**QUOTED PASSAGE**
+ + +

Last weekend, more than
30,000 civil servants demonstrated their opposition to
the government's pay-adjustment proposals in a peaceful
and orderly march. The government spokesman claimed the
civil service is not unprepared to accept pay cuts, but
that its members hold different views from those of the
government as to how to achieve it. Opinion polls
indicate that those for and against the pay-cut
legislation are evenly divided. Yet the government has
already made its decision and takes the position that it
is too late now to go back to other options. The
government acknowledges that it is unfortunate that Hong
Kong is faced with this particular problem at the
beginning of the administration's second term with a new
ministerial system of political accountability. Its
rationale for a civil-service pay cut is based on the
need to improve Hong Kong's competitiveness and to move
toward a balanced budget.
In his 2002-3 Budget
Speech at the Legislative Council, Financial Secretary
Antony Leung explained that he had assumed, for
financial planning purposes, in the Medium Range
Forecast that civil-service pay would be cut by 4.75
percent and concurrently subventions on
personnel-related expenses for publicly funded
organizations would be reduced by the same rate. Leung
also made it clear that the government would in
accordance with the existing mechanism on civil-service
pay adjustment consider all factors and make a final
decision once the outcome of this year's private-sector
pay-trend survey is known. Any decision on a
civil-service pay cut needs to go through the
legislative process before it can be implemented.
Assuming that the pay cut takes effect from October 1
this year and the level of reduction is 4.75 percent,
the government will achieve savings of about HK$3
billion (US$385 million) in 2002-3 and about HK$6
billion over a full year.

+ + +

**SET PROBLEM 1**
Decide whether each statement agrees with the passage on Hong Kong's civil-service pay cut: (a) more than 30,000 civil servants took part in the march, (b) opinion polls show most people support the pay-cut legislation, and (c) a civil-service pay cut can be carried out without going through the legislative process. Answer yes or no for each and quote the words of the passage that decide it.
**SET PROBLEM 2**
Continue the passage on Hong Kong's civil-service pay cut, starting right after its final sentence.
The entries have nothing to do with the passage on Hong Kong's civil-service pay cut.

**DATASET EXTRACT**
+ + +

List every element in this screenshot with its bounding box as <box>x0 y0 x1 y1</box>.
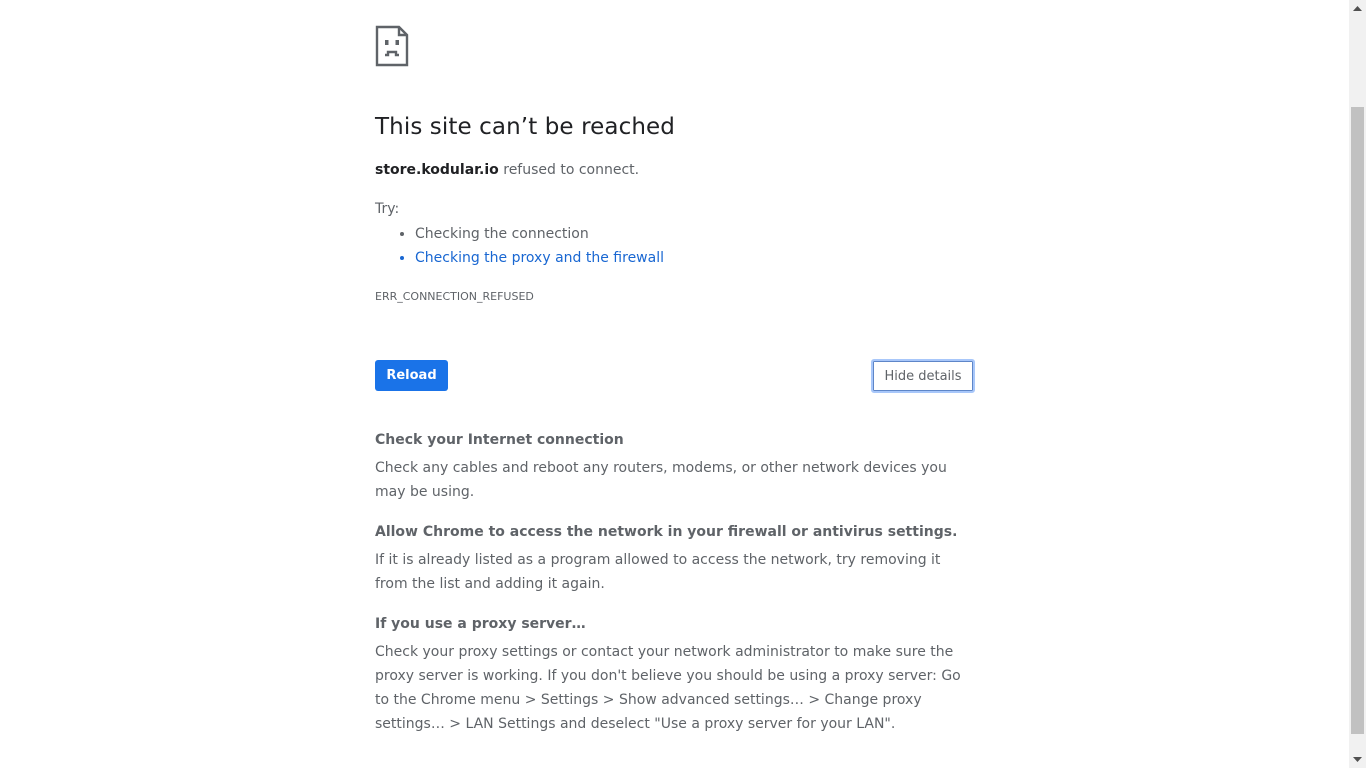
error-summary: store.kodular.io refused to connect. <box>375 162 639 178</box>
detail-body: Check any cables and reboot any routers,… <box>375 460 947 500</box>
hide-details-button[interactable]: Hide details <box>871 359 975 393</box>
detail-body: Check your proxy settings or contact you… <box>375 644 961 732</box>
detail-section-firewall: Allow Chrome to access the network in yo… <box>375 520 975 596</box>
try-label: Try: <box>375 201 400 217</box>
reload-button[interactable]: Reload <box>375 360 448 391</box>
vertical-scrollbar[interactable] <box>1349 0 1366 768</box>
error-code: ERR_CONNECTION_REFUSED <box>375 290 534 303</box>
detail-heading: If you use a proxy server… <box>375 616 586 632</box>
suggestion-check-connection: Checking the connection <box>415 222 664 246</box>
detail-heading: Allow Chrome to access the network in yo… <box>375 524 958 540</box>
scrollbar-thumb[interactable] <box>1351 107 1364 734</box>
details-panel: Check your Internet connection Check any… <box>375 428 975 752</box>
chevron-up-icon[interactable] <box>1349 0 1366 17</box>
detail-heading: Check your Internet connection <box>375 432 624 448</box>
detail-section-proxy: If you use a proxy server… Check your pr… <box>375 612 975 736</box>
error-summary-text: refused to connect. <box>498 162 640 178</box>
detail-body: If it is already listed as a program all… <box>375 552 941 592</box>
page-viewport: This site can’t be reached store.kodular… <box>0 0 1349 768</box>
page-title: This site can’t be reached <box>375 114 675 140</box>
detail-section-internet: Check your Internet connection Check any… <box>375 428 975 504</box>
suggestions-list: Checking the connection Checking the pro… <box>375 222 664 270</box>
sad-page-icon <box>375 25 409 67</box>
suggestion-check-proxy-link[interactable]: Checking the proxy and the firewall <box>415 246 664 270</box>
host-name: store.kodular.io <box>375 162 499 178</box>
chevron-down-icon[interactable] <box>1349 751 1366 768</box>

+ + +

**EXERCISE RESULT 1**
(a) Yes: "more than 30,000 civil servants demonstrated their opposition to the government's pay-adjustment proposals"
(b) No: "those for and against the pay-cut legislation are evenly divided"
(c) No: "Any decision on a civil-service pay cut needs to go through the legislative process before it can be implemented."

**EXERCISE RESULT 2**
The government will,
before deciding on an annual civil-service pay
adjustment, take into consideration the results of the
private-sector pay-trend survey and other important
factors, including the state of the economy, its
budgetary position, the morale of the civil service, the
staff sides' proposals, changes in the cost of living
and the views of the public. The government is facing a
serious budget deficit this year and the situation is
likely to persist in the next few years.
Personnel-related expenses for the civil service account
for 70 percent of government operating expenditure.
Leung has therefore determined, for financial planning
purposes, in the Medium Range Forecast that
civil-service pay will be cut by 4.75 percent.
A
cut of 4.75 percent has been assumed in order to take
into account the accumulated pay increase for certain
ranks (ie, D3 and above) since July 1997. The government
will make a final decision on the actual adjustment for
each salary band after it has considered all factors in
accordance with the existing mechanism. The existing
pension legislation stipulates that pensions and annual
allowances are to be calculated on the basis of the
highest substantive salary drawn by an officer in the
course of his/her service. Hence the amount of pension
and annual allowance to which a serving officer is
entitled will not be affected even if there is a salary
reduction this year.
The government forecasts a
consolidated deficit of HK$65.6 billion for 2001-2
(equivalent to 5.2 percent of gross domestic product),
far larger than the original estimate of HK$3 billion.
This is due mainly to revenue from land premiums and
investment income from fiscal reserves falling far short
of original forecasts.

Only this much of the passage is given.